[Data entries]
──────────

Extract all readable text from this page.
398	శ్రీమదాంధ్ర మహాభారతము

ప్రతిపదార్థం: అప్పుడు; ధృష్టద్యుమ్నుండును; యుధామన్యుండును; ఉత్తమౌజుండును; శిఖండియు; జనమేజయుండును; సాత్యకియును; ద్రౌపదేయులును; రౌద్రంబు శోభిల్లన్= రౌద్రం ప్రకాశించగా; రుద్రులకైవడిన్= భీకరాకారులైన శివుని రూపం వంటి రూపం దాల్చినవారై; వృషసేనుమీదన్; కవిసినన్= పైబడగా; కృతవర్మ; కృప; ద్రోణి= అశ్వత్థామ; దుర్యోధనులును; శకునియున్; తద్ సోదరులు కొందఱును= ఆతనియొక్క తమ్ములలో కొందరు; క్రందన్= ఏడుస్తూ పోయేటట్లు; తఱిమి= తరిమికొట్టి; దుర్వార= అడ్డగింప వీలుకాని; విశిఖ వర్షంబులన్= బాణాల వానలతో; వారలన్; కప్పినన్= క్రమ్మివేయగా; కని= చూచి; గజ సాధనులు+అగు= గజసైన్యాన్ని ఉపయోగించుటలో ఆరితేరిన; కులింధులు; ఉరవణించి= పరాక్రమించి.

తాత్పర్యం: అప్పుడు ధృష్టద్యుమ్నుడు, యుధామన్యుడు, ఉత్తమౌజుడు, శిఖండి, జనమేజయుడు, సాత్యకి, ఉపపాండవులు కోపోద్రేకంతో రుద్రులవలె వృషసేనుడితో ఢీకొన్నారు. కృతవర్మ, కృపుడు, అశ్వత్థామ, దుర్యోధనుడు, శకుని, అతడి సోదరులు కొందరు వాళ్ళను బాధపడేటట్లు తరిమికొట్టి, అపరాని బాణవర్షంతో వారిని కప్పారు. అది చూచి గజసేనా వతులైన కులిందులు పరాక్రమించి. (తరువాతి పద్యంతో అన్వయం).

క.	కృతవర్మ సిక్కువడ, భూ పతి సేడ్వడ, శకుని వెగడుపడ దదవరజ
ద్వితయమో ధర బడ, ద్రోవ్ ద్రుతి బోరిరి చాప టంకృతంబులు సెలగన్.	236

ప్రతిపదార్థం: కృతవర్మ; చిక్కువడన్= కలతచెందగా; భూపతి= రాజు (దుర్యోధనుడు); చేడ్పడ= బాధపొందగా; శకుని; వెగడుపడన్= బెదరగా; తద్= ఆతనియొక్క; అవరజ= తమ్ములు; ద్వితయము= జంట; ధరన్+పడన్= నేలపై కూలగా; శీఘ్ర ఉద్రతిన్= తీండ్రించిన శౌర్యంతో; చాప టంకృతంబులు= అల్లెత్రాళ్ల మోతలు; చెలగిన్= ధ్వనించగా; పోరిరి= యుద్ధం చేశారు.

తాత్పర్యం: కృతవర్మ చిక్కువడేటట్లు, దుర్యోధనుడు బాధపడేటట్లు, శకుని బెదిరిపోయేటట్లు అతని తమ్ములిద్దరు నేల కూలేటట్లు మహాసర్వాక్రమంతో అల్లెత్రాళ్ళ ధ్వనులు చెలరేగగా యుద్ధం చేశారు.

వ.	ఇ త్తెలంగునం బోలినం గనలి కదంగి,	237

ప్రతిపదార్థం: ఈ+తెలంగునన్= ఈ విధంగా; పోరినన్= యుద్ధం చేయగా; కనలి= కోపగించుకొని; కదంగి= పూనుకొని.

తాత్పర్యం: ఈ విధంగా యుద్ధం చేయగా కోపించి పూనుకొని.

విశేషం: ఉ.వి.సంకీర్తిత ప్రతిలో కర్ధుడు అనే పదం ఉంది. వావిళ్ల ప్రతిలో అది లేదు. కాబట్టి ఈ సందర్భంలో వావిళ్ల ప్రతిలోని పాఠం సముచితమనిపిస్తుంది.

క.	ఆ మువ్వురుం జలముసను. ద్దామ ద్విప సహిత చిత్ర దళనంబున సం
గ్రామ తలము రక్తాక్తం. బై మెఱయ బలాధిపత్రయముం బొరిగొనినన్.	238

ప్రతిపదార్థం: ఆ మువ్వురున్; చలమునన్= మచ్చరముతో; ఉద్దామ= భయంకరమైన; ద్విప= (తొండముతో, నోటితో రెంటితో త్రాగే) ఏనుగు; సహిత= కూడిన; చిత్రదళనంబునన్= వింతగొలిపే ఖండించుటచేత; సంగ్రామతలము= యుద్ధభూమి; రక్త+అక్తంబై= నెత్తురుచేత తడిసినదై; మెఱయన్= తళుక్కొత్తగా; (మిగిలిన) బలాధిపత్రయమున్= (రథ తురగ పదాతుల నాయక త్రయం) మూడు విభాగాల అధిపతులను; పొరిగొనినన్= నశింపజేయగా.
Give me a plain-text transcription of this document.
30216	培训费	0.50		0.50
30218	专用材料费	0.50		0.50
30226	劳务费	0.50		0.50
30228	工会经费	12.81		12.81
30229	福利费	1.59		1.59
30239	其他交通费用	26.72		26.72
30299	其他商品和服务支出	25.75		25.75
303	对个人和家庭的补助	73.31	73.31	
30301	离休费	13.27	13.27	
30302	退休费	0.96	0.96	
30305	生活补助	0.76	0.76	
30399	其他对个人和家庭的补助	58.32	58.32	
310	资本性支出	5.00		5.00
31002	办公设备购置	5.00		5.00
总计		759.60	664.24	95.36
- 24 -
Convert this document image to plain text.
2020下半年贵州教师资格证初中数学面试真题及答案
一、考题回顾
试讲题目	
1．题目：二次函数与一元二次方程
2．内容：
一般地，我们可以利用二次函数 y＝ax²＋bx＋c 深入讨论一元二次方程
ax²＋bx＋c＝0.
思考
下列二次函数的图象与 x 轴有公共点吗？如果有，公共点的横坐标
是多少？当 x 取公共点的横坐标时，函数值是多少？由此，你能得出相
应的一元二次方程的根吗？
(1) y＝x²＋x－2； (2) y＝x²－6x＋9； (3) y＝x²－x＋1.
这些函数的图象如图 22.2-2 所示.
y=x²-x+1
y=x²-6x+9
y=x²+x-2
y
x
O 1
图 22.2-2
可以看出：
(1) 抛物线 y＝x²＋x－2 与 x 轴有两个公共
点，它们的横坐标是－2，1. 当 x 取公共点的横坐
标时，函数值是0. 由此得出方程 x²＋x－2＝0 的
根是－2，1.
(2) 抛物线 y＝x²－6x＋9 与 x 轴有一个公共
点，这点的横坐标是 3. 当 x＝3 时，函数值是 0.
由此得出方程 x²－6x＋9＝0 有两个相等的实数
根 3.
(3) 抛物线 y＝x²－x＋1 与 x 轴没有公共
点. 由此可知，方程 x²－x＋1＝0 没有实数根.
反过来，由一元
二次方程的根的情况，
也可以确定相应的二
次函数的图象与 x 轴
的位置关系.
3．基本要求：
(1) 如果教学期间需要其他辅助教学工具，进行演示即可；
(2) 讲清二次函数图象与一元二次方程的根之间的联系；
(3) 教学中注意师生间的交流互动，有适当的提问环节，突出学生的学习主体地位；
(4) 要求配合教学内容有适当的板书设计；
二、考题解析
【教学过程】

──────────

BRIEF: Gather up every line from the listing above in which the word "text" occurs.

REPLY:
Extract all readable text from this page.
Give me a plain-text transcription of this document.
Convert this document image to plain text.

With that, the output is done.